▸ **What is needed**:
For the records below, say how many lines contain the string "Dimming". Give the number only.

▸ **Rows**:
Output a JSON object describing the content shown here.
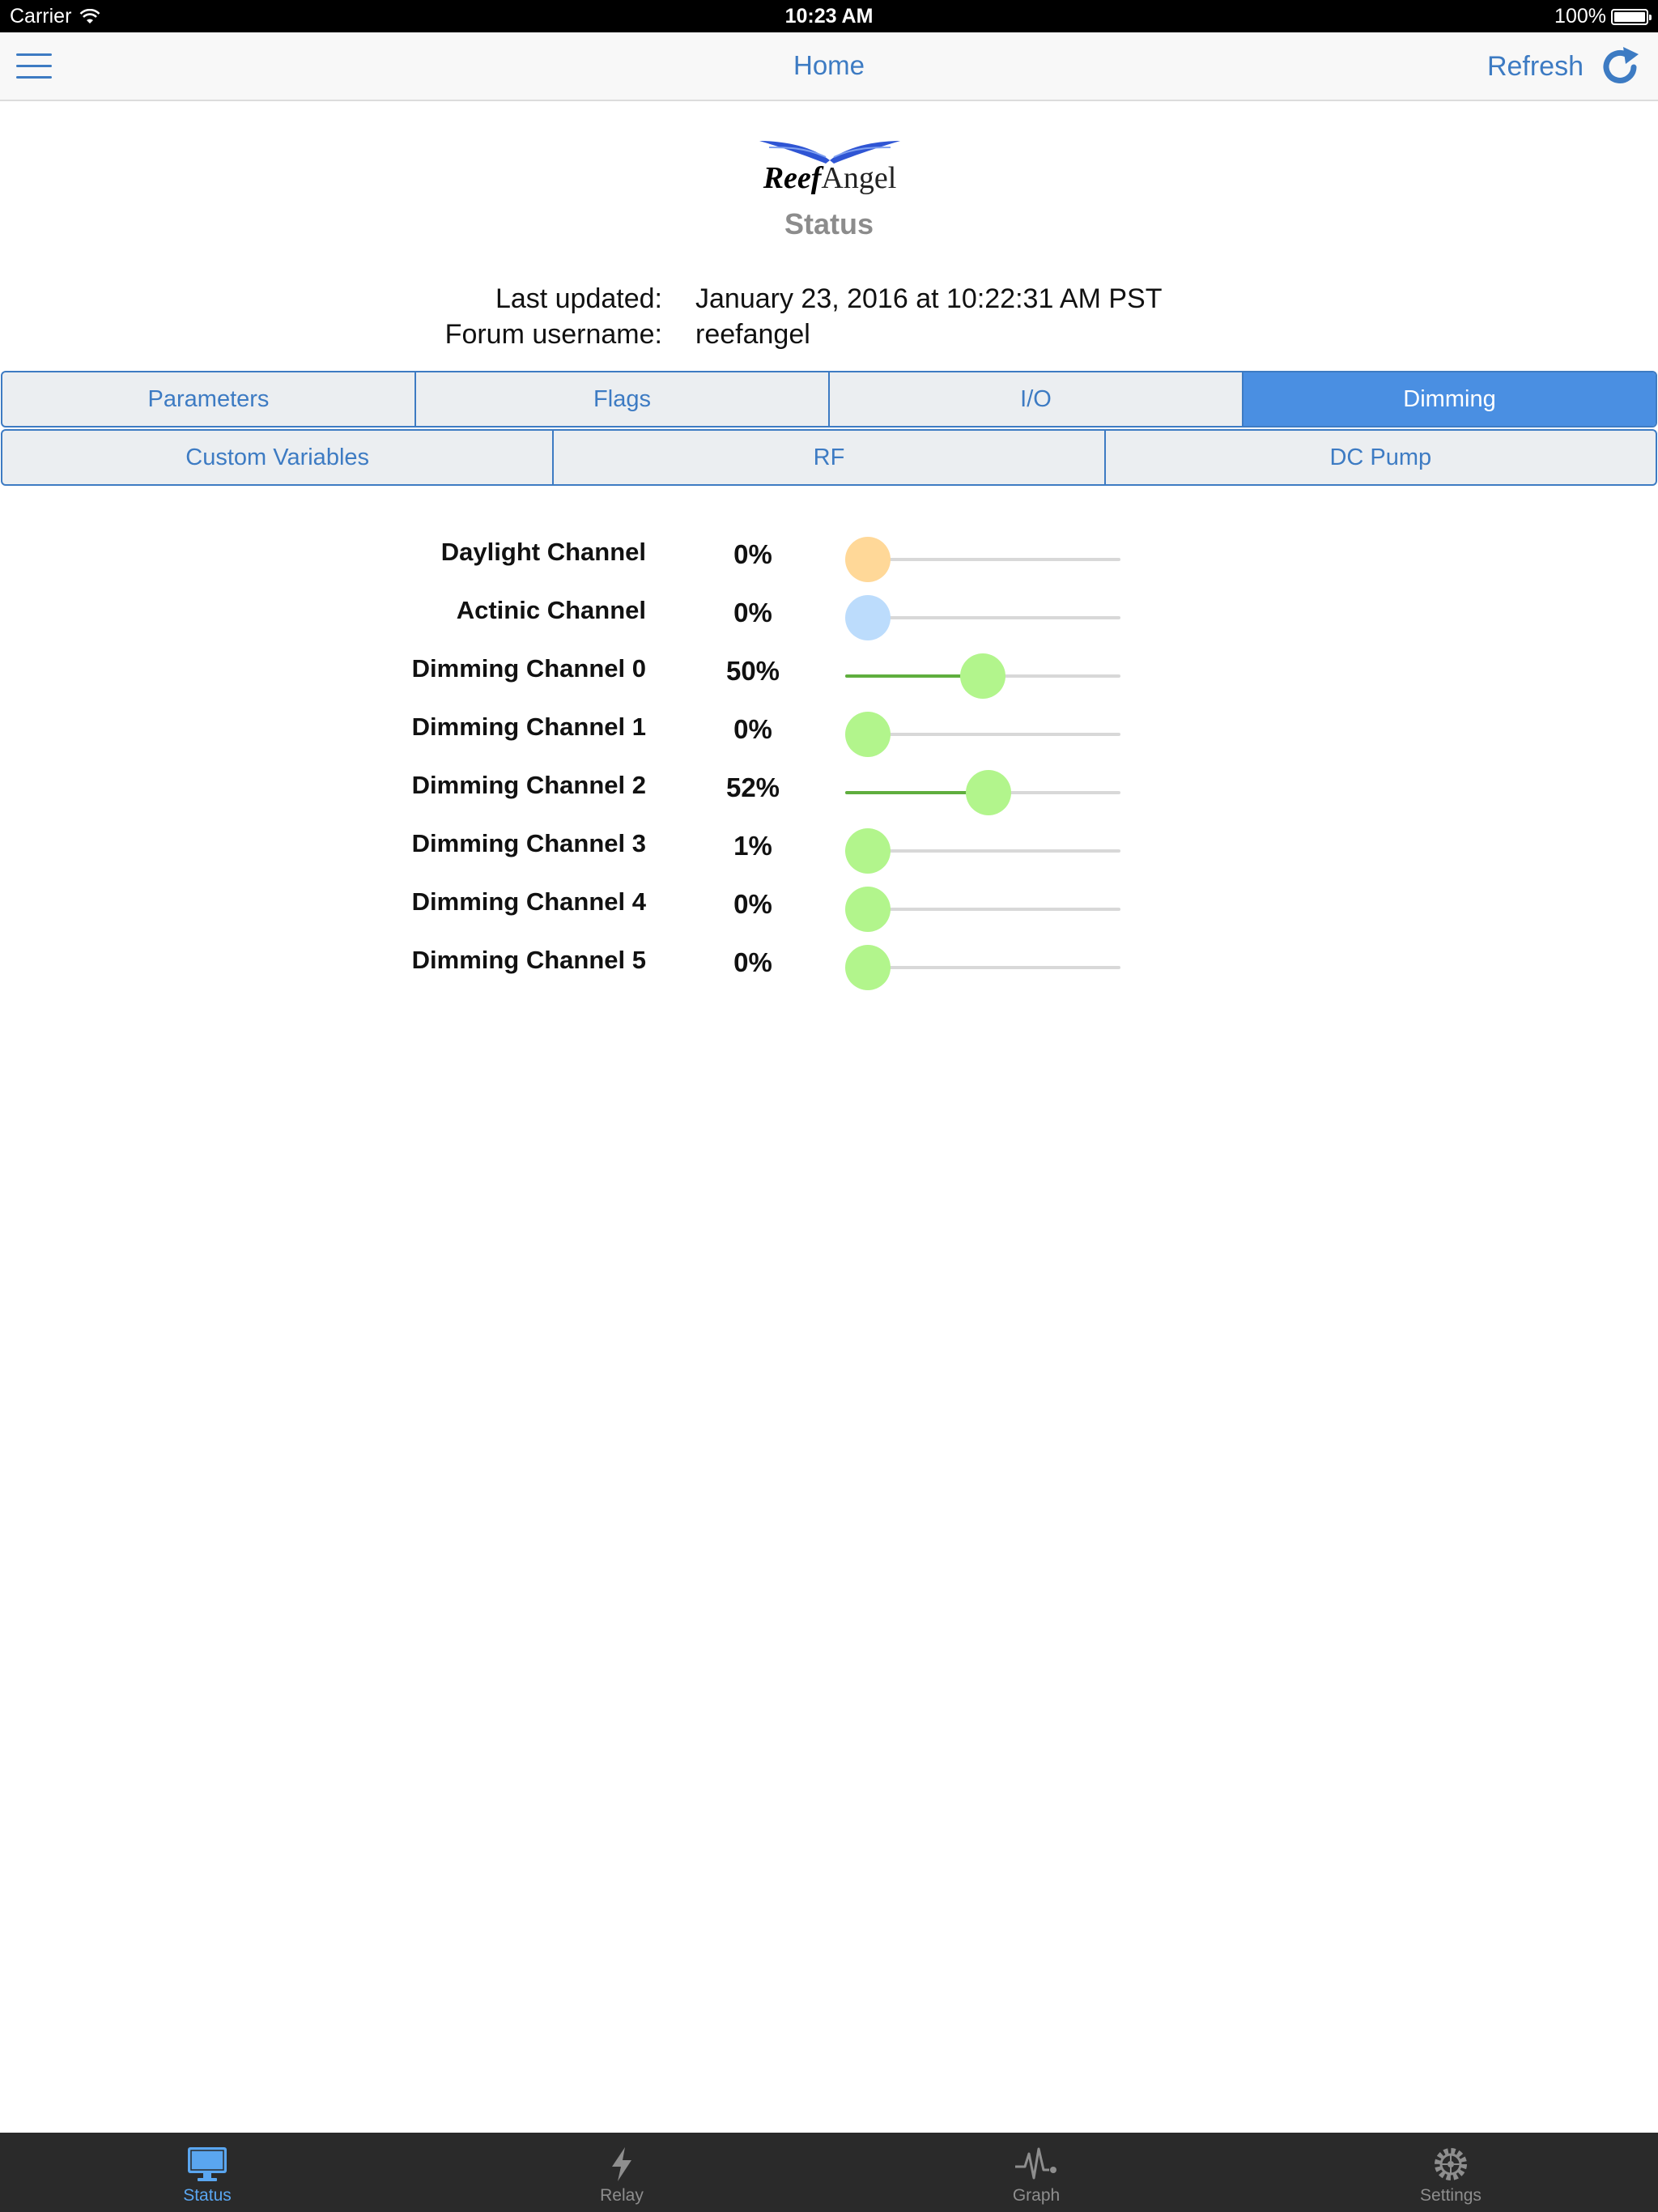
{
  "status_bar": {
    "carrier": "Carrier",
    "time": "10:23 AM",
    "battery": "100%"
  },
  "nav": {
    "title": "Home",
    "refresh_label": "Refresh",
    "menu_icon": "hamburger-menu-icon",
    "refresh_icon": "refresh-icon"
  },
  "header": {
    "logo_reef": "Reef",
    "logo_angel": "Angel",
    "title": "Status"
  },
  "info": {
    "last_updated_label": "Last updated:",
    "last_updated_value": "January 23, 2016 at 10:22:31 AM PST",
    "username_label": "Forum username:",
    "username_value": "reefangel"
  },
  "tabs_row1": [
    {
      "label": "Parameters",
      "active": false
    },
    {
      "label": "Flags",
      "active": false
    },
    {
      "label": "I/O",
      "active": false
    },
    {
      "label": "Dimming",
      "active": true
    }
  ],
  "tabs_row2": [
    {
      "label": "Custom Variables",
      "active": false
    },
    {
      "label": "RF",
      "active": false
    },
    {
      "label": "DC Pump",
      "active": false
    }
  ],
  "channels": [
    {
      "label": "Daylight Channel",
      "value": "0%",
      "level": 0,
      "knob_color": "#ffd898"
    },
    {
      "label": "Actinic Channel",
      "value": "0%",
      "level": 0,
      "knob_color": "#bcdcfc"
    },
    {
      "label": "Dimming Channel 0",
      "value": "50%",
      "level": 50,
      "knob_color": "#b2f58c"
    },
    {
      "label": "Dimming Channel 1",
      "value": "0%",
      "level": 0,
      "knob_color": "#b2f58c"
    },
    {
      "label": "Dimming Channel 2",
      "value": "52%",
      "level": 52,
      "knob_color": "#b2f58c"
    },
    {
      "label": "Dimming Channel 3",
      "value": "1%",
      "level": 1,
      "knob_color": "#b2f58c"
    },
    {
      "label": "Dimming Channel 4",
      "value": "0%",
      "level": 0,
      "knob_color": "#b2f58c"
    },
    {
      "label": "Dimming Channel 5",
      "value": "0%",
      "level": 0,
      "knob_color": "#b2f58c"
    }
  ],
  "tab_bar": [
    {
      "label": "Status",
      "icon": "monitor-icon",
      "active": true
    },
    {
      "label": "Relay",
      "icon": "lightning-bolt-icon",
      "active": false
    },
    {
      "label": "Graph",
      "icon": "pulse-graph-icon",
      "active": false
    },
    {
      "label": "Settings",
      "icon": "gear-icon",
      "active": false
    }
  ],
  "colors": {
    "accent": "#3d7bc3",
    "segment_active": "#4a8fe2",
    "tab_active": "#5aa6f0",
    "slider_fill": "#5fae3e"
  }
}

--

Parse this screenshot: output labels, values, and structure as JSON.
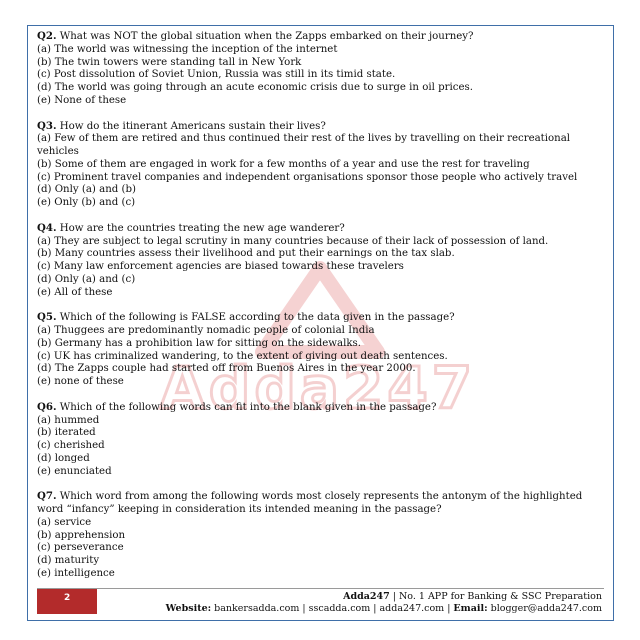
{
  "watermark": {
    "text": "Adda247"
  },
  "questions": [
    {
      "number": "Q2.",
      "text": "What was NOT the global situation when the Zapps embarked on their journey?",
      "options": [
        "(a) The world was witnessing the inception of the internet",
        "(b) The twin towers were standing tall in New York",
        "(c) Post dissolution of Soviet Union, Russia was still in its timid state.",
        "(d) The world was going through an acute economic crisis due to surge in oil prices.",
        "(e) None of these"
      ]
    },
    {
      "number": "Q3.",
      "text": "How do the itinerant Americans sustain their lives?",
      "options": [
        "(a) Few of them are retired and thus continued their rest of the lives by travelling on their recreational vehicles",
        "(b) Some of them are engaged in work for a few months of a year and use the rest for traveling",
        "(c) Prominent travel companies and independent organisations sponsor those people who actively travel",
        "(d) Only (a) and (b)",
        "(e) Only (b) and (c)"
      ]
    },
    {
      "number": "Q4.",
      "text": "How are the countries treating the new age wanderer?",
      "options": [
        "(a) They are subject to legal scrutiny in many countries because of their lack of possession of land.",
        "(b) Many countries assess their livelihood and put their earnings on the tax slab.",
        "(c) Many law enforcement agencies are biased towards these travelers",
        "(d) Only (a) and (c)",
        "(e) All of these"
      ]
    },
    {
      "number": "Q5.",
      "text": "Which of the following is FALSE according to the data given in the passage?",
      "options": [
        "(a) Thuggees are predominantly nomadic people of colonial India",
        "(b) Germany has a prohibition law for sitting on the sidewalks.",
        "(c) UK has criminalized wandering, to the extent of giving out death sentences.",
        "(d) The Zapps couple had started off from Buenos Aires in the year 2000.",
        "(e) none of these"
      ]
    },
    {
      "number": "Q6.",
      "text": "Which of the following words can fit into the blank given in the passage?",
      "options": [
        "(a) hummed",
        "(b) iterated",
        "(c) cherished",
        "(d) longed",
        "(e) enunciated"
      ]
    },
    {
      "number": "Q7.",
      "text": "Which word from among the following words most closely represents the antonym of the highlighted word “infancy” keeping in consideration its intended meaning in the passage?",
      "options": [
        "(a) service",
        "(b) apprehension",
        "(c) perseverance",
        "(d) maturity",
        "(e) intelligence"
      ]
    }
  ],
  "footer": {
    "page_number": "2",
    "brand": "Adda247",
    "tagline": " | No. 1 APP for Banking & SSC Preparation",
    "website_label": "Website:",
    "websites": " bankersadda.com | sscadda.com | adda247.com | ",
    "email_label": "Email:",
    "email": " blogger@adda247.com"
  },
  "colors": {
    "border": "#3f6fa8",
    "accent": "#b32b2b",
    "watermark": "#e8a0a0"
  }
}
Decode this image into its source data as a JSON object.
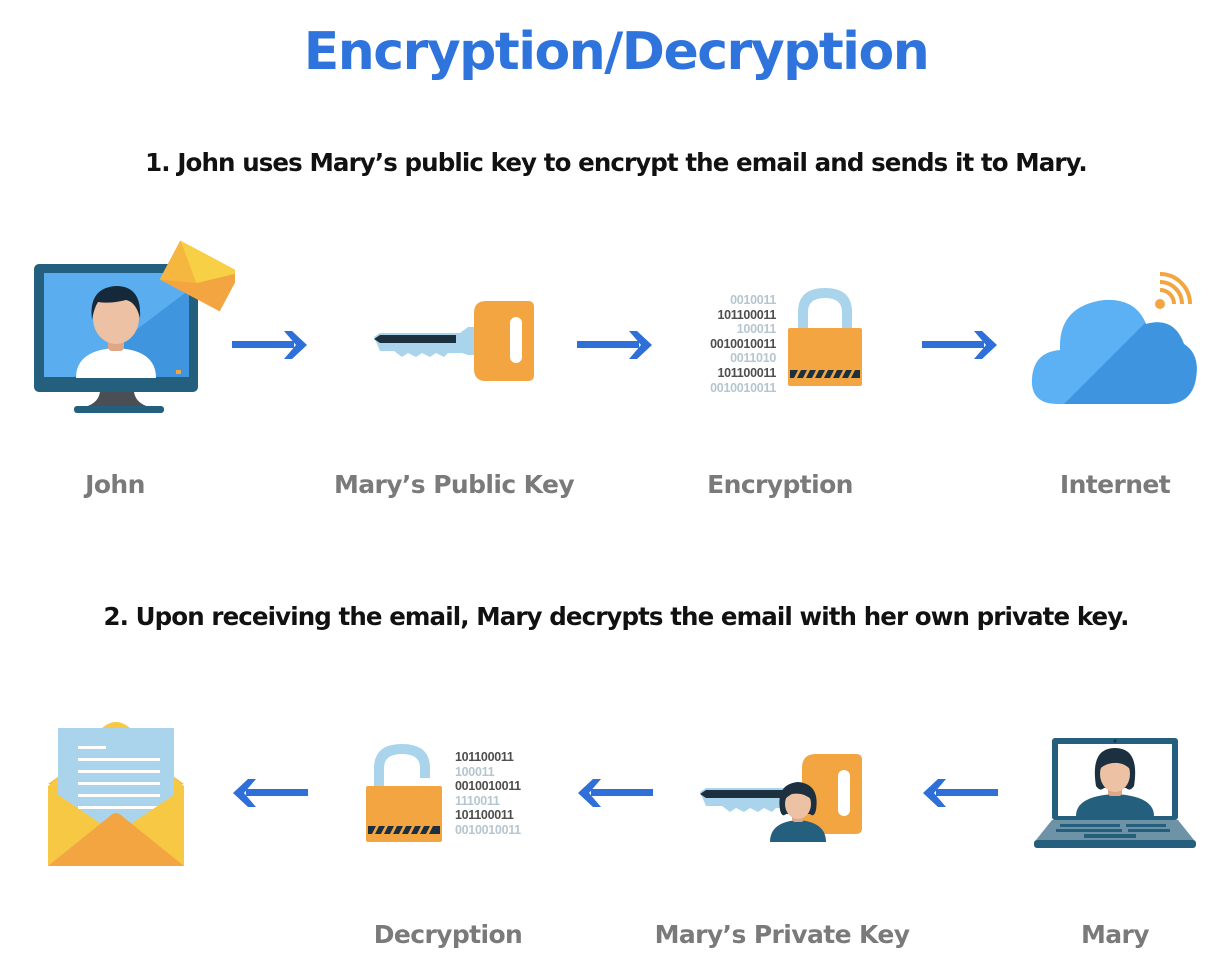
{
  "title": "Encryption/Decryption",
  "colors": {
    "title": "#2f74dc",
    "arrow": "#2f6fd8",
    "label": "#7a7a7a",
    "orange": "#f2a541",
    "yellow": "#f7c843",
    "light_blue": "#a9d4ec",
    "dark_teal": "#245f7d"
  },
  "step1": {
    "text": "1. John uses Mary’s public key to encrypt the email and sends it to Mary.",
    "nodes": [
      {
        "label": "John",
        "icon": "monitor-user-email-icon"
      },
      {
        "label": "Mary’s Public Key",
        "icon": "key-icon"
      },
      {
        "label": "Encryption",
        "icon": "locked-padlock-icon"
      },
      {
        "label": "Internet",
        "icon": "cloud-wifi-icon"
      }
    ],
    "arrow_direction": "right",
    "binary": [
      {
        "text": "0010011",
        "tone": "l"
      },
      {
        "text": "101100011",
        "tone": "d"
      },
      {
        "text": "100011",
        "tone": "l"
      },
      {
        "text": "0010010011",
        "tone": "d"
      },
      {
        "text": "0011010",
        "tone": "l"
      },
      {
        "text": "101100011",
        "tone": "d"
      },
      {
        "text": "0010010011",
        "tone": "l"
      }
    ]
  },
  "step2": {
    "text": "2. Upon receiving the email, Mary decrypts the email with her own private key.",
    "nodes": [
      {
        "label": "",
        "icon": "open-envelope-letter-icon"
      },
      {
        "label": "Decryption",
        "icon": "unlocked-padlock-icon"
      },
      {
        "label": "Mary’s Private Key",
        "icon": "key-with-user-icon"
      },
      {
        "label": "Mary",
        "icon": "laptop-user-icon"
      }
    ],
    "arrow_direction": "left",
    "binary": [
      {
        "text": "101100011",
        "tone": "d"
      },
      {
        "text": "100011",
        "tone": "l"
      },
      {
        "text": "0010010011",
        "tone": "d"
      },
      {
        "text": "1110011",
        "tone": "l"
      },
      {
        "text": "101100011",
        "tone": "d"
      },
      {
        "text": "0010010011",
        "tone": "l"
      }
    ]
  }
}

* * *

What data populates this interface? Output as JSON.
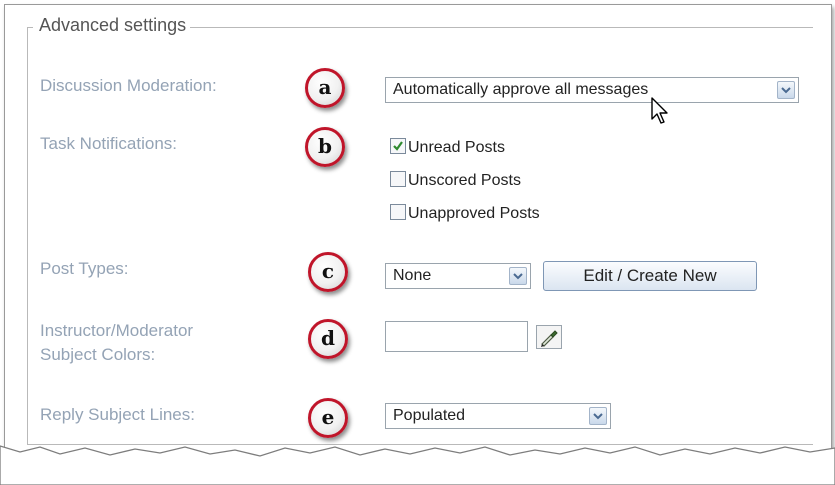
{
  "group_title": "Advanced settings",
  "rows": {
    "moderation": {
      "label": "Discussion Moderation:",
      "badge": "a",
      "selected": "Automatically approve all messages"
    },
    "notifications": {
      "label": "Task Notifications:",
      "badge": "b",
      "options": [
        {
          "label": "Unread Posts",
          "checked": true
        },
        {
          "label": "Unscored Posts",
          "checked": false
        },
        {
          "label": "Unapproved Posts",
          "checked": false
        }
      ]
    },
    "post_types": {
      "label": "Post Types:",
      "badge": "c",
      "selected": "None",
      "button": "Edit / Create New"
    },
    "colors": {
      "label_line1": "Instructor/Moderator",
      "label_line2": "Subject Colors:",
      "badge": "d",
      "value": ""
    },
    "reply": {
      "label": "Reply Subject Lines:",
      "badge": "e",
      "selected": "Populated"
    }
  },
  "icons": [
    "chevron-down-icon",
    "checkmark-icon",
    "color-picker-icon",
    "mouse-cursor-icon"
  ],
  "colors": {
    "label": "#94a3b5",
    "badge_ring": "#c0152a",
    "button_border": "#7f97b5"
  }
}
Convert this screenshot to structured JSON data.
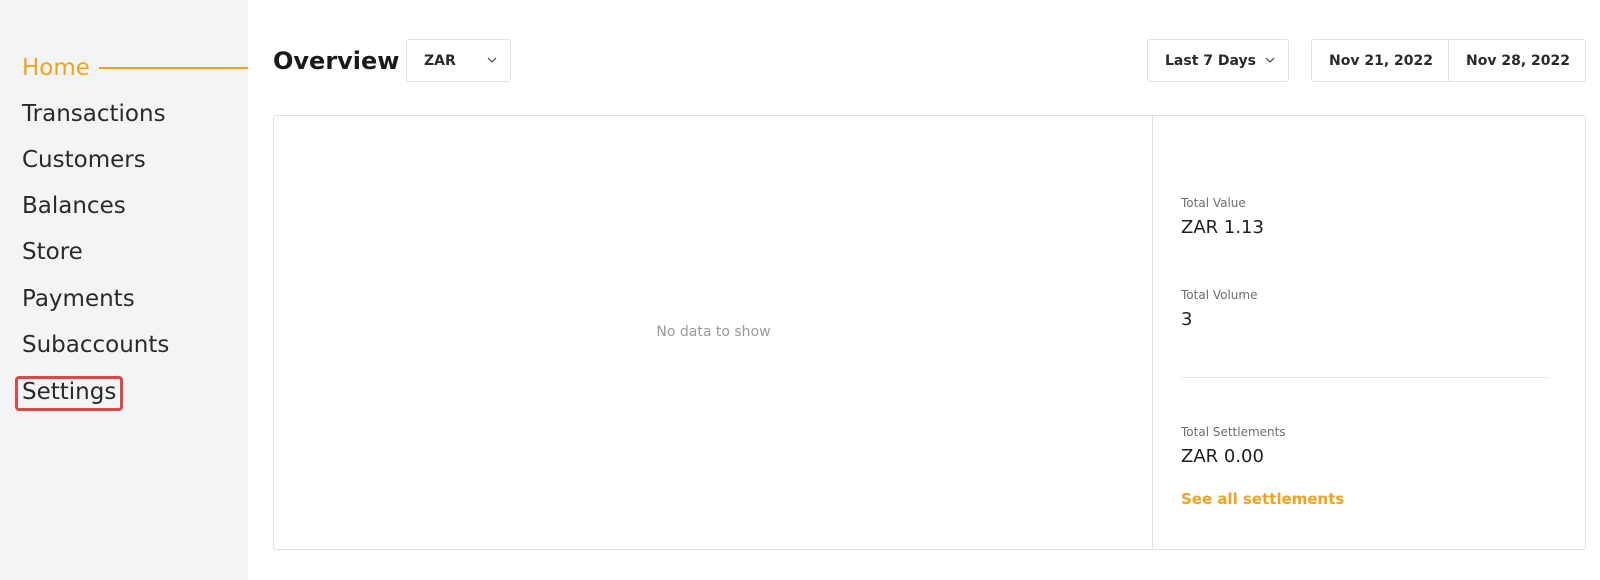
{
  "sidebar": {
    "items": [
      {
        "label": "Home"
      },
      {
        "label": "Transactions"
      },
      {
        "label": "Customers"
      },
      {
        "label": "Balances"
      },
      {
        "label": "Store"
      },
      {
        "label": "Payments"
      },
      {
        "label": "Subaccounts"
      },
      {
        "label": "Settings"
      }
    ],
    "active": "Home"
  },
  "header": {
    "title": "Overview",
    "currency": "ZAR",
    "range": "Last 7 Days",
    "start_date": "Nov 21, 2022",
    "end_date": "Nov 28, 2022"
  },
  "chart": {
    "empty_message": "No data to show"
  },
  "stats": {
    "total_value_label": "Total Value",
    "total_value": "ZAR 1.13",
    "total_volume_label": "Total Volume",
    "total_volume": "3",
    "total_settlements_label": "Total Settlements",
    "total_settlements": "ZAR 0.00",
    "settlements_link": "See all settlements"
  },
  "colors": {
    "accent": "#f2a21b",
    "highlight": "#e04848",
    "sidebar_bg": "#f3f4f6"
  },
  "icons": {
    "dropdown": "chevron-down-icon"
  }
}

▸ **Right answer**:
7